## begin

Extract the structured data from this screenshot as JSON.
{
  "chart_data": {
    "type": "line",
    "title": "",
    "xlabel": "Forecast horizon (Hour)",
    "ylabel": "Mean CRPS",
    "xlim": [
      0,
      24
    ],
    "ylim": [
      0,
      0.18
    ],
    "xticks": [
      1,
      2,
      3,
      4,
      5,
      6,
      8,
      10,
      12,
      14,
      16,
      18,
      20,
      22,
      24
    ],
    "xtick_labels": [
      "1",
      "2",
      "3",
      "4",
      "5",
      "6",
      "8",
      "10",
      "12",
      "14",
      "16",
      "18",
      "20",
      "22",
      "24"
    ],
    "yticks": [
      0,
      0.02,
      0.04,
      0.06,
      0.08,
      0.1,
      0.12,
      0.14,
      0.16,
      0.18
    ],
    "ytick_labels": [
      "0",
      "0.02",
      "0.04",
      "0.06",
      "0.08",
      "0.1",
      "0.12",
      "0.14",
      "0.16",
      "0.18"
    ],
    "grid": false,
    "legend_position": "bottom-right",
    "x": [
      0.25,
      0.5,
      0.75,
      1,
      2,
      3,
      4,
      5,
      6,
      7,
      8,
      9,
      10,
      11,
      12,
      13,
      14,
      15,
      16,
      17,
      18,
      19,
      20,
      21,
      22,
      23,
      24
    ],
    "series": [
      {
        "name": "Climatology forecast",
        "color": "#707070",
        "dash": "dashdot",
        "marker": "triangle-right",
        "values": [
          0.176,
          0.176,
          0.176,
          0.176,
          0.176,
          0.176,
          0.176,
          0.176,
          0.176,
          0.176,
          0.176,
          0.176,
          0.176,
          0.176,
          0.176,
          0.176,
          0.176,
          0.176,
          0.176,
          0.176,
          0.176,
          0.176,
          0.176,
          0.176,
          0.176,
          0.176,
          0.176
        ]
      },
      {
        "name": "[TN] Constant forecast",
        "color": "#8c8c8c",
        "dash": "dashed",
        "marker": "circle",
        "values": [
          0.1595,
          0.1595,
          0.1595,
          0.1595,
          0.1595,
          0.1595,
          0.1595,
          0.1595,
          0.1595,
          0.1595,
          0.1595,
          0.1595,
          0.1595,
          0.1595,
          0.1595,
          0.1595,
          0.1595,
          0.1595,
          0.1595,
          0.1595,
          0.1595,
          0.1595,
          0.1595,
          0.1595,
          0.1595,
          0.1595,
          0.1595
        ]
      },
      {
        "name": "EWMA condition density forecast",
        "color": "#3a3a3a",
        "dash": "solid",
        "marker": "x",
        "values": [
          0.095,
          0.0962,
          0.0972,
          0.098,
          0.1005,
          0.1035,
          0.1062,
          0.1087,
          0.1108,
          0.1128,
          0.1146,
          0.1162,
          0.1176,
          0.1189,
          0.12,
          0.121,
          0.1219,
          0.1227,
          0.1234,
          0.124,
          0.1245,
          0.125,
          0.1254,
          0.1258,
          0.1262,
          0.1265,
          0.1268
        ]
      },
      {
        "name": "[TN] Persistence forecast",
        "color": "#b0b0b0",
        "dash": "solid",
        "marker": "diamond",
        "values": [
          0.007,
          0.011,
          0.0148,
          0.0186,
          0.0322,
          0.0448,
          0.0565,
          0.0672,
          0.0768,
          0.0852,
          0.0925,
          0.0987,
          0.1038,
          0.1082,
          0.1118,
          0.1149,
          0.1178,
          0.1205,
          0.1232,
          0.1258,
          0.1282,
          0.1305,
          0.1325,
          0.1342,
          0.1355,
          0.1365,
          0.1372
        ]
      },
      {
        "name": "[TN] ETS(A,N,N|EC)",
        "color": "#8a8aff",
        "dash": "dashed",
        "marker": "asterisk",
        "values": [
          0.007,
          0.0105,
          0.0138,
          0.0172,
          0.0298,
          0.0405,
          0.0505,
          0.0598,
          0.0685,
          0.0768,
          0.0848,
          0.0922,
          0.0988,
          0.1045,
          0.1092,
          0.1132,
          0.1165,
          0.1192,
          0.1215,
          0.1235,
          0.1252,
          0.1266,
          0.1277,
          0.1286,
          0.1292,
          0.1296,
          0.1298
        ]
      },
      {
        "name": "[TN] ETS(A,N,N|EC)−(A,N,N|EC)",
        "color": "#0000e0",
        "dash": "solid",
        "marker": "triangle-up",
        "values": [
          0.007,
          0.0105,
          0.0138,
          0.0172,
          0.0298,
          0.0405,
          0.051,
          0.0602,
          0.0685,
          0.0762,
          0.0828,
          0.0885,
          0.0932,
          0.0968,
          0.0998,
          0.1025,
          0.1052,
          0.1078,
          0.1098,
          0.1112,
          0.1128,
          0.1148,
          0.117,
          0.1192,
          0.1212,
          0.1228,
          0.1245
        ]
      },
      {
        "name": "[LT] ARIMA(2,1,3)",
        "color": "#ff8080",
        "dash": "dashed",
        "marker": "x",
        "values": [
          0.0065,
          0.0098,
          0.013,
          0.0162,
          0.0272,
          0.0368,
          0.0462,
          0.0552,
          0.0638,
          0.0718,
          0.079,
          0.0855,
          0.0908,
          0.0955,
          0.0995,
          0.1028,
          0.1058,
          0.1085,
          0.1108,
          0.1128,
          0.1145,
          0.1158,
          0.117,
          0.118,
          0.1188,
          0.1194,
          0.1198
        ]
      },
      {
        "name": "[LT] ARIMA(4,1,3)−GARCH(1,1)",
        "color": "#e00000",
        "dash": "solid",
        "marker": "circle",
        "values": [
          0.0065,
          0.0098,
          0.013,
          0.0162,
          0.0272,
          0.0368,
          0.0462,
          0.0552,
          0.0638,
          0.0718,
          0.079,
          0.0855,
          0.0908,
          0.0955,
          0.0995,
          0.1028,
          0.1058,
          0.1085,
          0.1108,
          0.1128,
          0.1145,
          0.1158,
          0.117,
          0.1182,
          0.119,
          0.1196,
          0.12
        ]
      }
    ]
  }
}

## end

→ WHAT TO DO: Restate the data above word for word, please.

→ TASK OUTPUT:
Extract the structured data from this screenshot as JSON.
{
  "chart_data": {
    "type": "line",
    "title": "",
    "xlabel": "Forecast horizon (Hour)",
    "ylabel": "Mean CRPS",
    "xlim": [
      0,
      24
    ],
    "ylim": [
      0,
      0.18
    ],
    "xticks": [
      1,
      2,
      3,
      4,
      5,
      6,
      8,
      10,
      12,
      14,
      16,
      18,
      20,
      22,
      24
    ],
    "xtick_labels": [
      "1",
      "2",
      "3",
      "4",
      "5",
      "6",
      "8",
      "10",
      "12",
      "14",
      "16",
      "18",
      "20",
      "22",
      "24"
    ],
    "yticks": [
      0,
      0.02,
      0.04,
      0.06,
      0.08,
      0.1,
      0.12,
      0.14,
      0.16,
      0.18
    ],
    "ytick_labels": [
      "0",
      "0.02",
      "0.04",
      "0.06",
      "0.08",
      "0.1",
      "0.12",
      "0.14",
      "0.16",
      "0.18"
    ],
    "grid": false,
    "legend_position": "bottom-right",
    "x": [
      0.25,
      0.5,
      0.75,
      1,
      2,
      3,
      4,
      5,
      6,
      7,
      8,
      9,
      10,
      11,
      12,
      13,
      14,
      15,
      16,
      17,
      18,
      19,
      20,
      21,
      22,
      23,
      24
    ],
    "series": [
      {
        "name": "Climatology forecast",
        "color": "#707070",
        "dash": "dashdot",
        "marker": "triangle-right",
        "values": [
          0.176,
          0.176,
          0.176,
          0.176,
          0.176,
          0.176,
          0.176,
          0.176,
          0.176,
          0.176,
          0.176,
          0.176,
          0.176,
          0.176,
          0.176,
          0.176,
          0.176,
          0.176,
          0.176,
          0.176,
          0.176,
          0.176,
          0.176,
          0.176,
          0.176,
          0.176,
          0.176
        ]
      },
      {
        "name": "[TN] Constant forecast",
        "color": "#8c8c8c",
        "dash": "dashed",
        "marker": "circle",
        "values": [
          0.1595,
          0.1595,
          0.1595,
          0.1595,
          0.1595,
          0.1595,
          0.1595,
          0.1595,
          0.1595,
          0.1595,
          0.1595,
          0.1595,
          0.1595,
          0.1595,
          0.1595,
          0.1595,
          0.1595,
          0.1595,
          0.1595,
          0.1595,
          0.1595,
          0.1595,
          0.1595,
          0.1595,
          0.1595,
          0.1595,
          0.1595
        ]
      },
      {
        "name": "EWMA condition density forecast",
        "color": "#3a3a3a",
        "dash": "solid",
        "marker": "x",
        "values": [
          0.095,
          0.0962,
          0.0972,
          0.098,
          0.1005,
          0.1035,
          0.1062,
          0.1087,
          0.1108,
          0.1128,
          0.1146,
          0.1162,
          0.1176,
          0.1189,
          0.12,
          0.121,
          0.1219,
          0.1227,
          0.1234,
          0.124,
          0.1245,
          0.125,
          0.1254,
          0.1258,
          0.1262,
          0.1265,
          0.1268
        ]
      },
      {
        "name": "[TN] Persistence forecast",
        "color": "#b0b0b0",
        "dash": "solid",
        "marker": "diamond",
        "values": [
          0.007,
          0.011,
          0.0148,
          0.0186,
          0.0322,
          0.0448,
          0.0565,
          0.0672,
          0.0768,
          0.0852,
          0.0925,
          0.0987,
          0.1038,
          0.1082,
          0.1118,
          0.1149,
          0.1178,
          0.1205,
          0.1232,
          0.1258,
          0.1282,
          0.1305,
          0.1325,
          0.1342,
          0.1355,
          0.1365,
          0.1372
        ]
      },
      {
        "name": "[TN] ETS(A,N,N|EC)",
        "color": "#8a8aff",
        "dash": "dashed",
        "marker": "asterisk",
        "values": [
          0.007,
          0.0105,
          0.0138,
          0.0172,
          0.0298,
          0.0405,
          0.0505,
          0.0598,
          0.0685,
          0.0768,
          0.0848,
          0.0922,
          0.0988,
          0.1045,
          0.1092,
          0.1132,
          0.1165,
          0.1192,
          0.1215,
          0.1235,
          0.1252,
          0.1266,
          0.1277,
          0.1286,
          0.1292,
          0.1296,
          0.1298
        ]
      },
      {
        "name": "[TN] ETS(A,N,N|EC)−(A,N,N|EC)",
        "color": "#0000e0",
        "dash": "solid",
        "marker": "triangle-up",
        "values": [
          0.007,
          0.0105,
          0.0138,
          0.0172,
          0.0298,
          0.0405,
          0.051,
          0.0602,
          0.0685,
          0.0762,
          0.0828,
          0.0885,
          0.0932,
          0.0968,
          0.0998,
          0.1025,
          0.1052,
          0.1078,
          0.1098,
          0.1112,
          0.1128,
          0.1148,
          0.117,
          0.1192,
          0.1212,
          0.1228,
          0.1245
        ]
      },
      {
        "name": "[LT] ARIMA(2,1,3)",
        "color": "#ff8080",
        "dash": "dashed",
        "marker": "x",
        "values": [
          0.0065,
          0.0098,
          0.013,
          0.0162,
          0.0272,
          0.0368,
          0.0462,
          0.0552,
          0.0638,
          0.0718,
          0.079,
          0.0855,
          0.0908,
          0.0955,
          0.0995,
          0.1028,
          0.1058,
          0.1085,
          0.1108,
          0.1128,
          0.1145,
          0.1158,
          0.117,
          0.118,
          0.1188,
          0.1194,
          0.1198
        ]
      },
      {
        "name": "[LT] ARIMA(4,1,3)−GARCH(1,1)",
        "color": "#e00000",
        "dash": "solid",
        "marker": "circle",
        "values": [
          0.0065,
          0.0098,
          0.013,
          0.0162,
          0.0272,
          0.0368,
          0.0462,
          0.0552,
          0.0638,
          0.0718,
          0.079,
          0.0855,
          0.0908,
          0.0955,
          0.0995,
          0.1028,
          0.1058,
          0.1085,
          0.1108,
          0.1128,
          0.1145,
          0.1158,
          0.117,
          0.1182,
          0.119,
          0.1196,
          0.12
        ]
      }
    ]
  }
}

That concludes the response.